• [Problem]:
Without the pictures, copy the entries below word for word.

** begin Data to process **

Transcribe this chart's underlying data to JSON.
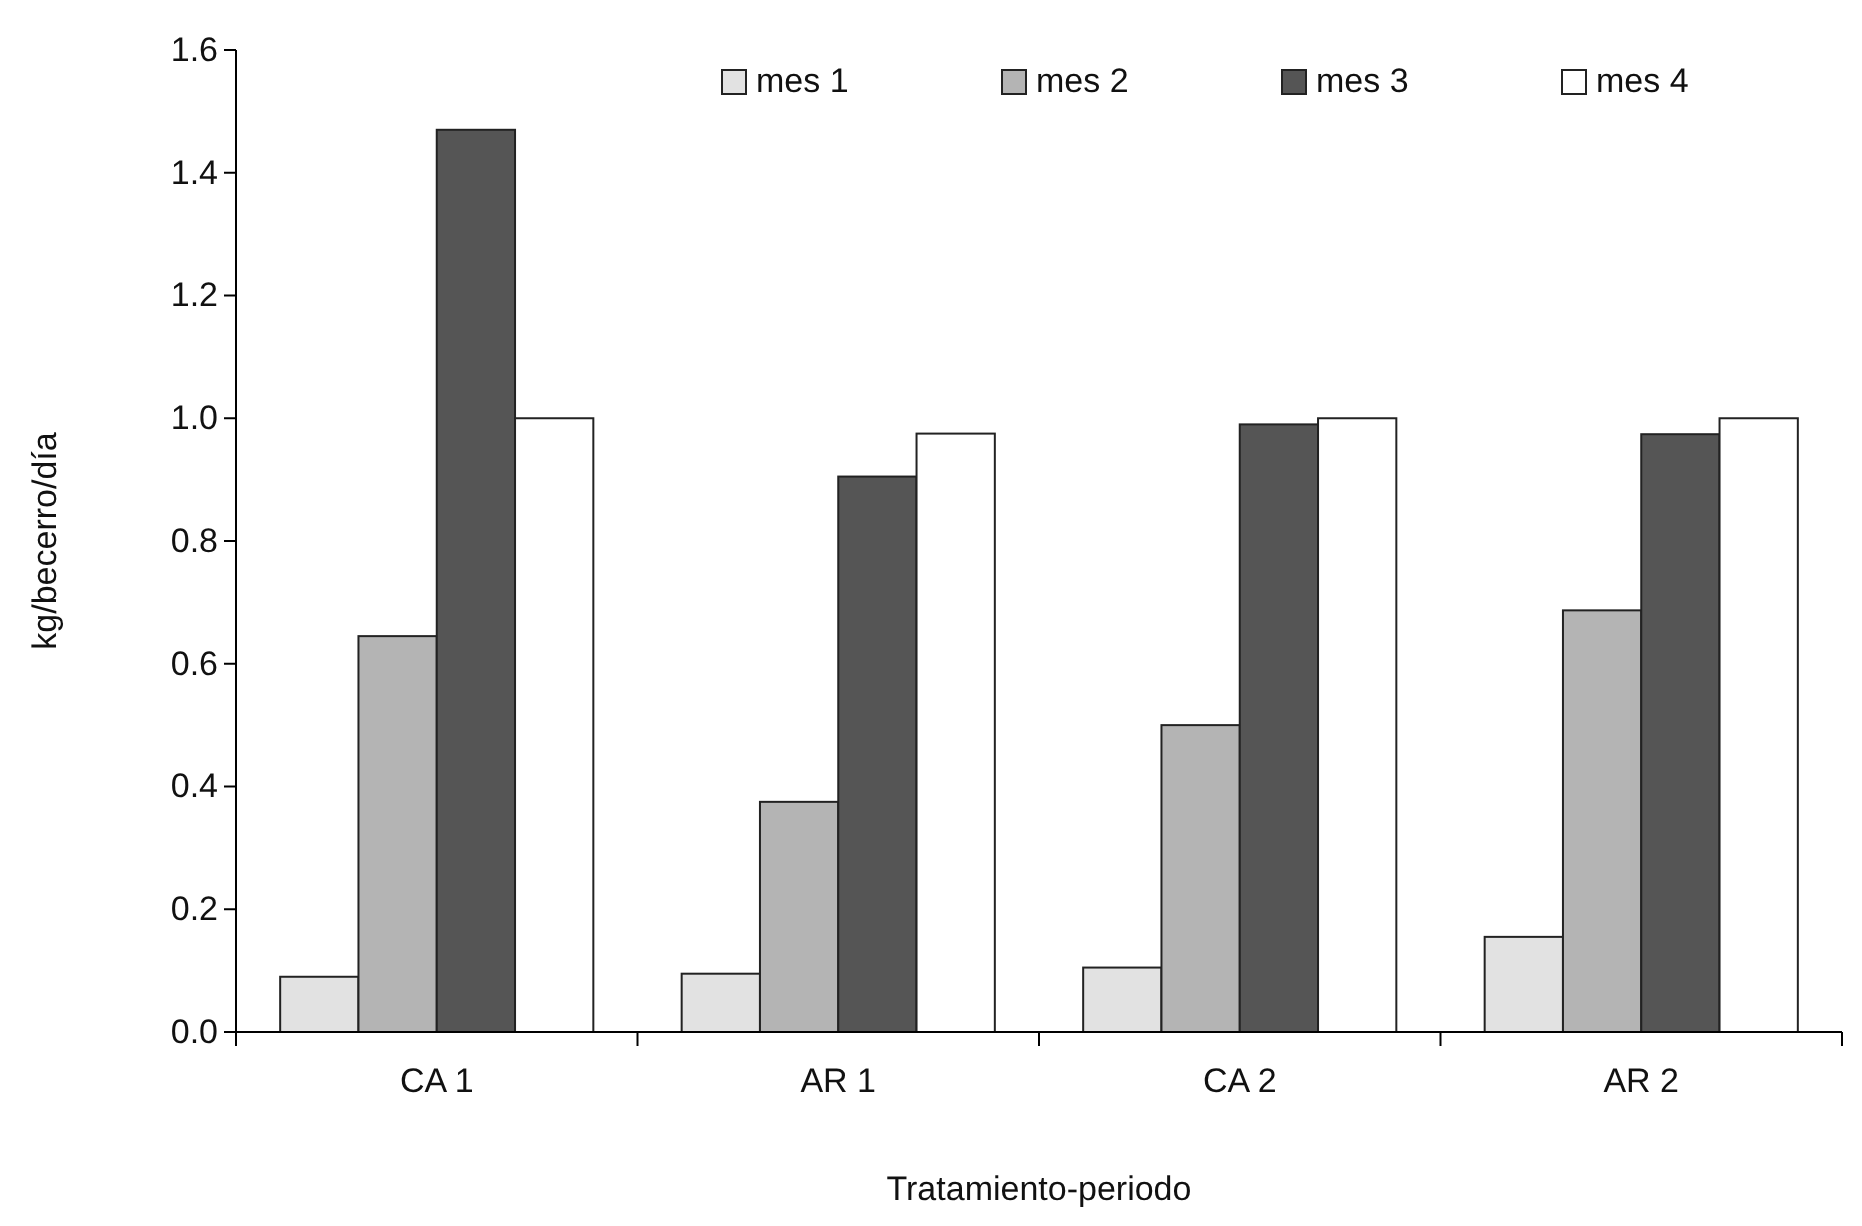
{
  "chart_data": {
    "type": "bar",
    "xlabel": "Tratamiento-periodo",
    "ylabel": "kg/becerro/día",
    "categories": [
      "CA 1",
      "AR 1",
      "CA 2",
      "AR 2"
    ],
    "series": [
      {
        "name": "mes 1",
        "color": "#e2e2e2",
        "values": [
          0.09,
          0.095,
          0.105,
          0.155
        ]
      },
      {
        "name": "mes 2",
        "color": "#b4b4b4",
        "values": [
          0.645,
          0.375,
          0.5,
          0.687
        ]
      },
      {
        "name": "mes 3",
        "color": "#555555",
        "values": [
          1.47,
          0.905,
          0.99,
          0.974
        ]
      },
      {
        "name": "mes 4",
        "color": "#ffffff",
        "values": [
          1.0,
          0.975,
          1.0,
          1.0
        ]
      }
    ],
    "ylim": [
      0,
      1.6
    ],
    "yticks": [
      {
        "value": 0,
        "label": "0.0"
      },
      {
        "value": 0.2,
        "label": "0.2"
      },
      {
        "value": 0.4,
        "label": "0.4"
      },
      {
        "value": 0.6,
        "label": "0.6"
      },
      {
        "value": 0.8,
        "label": "0.8"
      },
      {
        "value": 1,
        "label": "1.0"
      },
      {
        "value": 1.2,
        "label": "1.2"
      },
      {
        "value": 1.4,
        "label": "1.4"
      },
      {
        "value": 1.6,
        "label": "1.6"
      }
    ],
    "grid": false,
    "legend": "top right"
  }
}
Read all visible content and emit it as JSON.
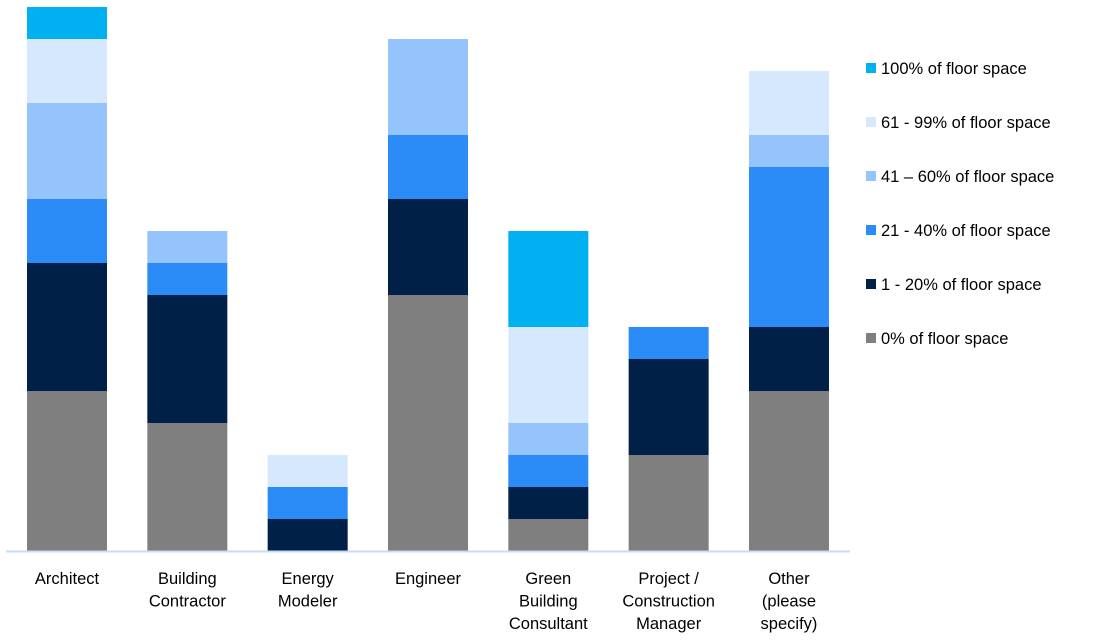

** end Data to process **

• [Finished answer]:
Transcribe this chart's underlying data to JSON.
{
  "chart_data": {
    "type": "bar",
    "xlabel": "Tratamiento-periodo",
    "ylabel": "kg/becerro/día",
    "categories": [
      "CA 1",
      "AR 1",
      "CA 2",
      "AR 2"
    ],
    "series": [
      {
        "name": "mes 1",
        "color": "#e2e2e2",
        "values": [
          0.09,
          0.095,
          0.105,
          0.155
        ]
      },
      {
        "name": "mes 2",
        "color": "#b4b4b4",
        "values": [
          0.645,
          0.375,
          0.5,
          0.687
        ]
      },
      {
        "name": "mes 3",
        "color": "#555555",
        "values": [
          1.47,
          0.905,
          0.99,
          0.974
        ]
      },
      {
        "name": "mes 4",
        "color": "#ffffff",
        "values": [
          1.0,
          0.975,
          1.0,
          1.0
        ]
      }
    ],
    "ylim": [
      0,
      1.6
    ],
    "yticks": [
      {
        "value": 0,
        "label": "0.0"
      },
      {
        "value": 0.2,
        "label": "0.2"
      },
      {
        "value": 0.4,
        "label": "0.4"
      },
      {
        "value": 0.6,
        "label": "0.6"
      },
      {
        "value": 0.8,
        "label": "0.8"
      },
      {
        "value": 1,
        "label": "1.0"
      },
      {
        "value": 1.2,
        "label": "1.2"
      },
      {
        "value": 1.4,
        "label": "1.4"
      },
      {
        "value": 1.6,
        "label": "1.6"
      }
    ],
    "grid": false,
    "legend": "top right"
  }
}
Read all visible content and emit it as JSON.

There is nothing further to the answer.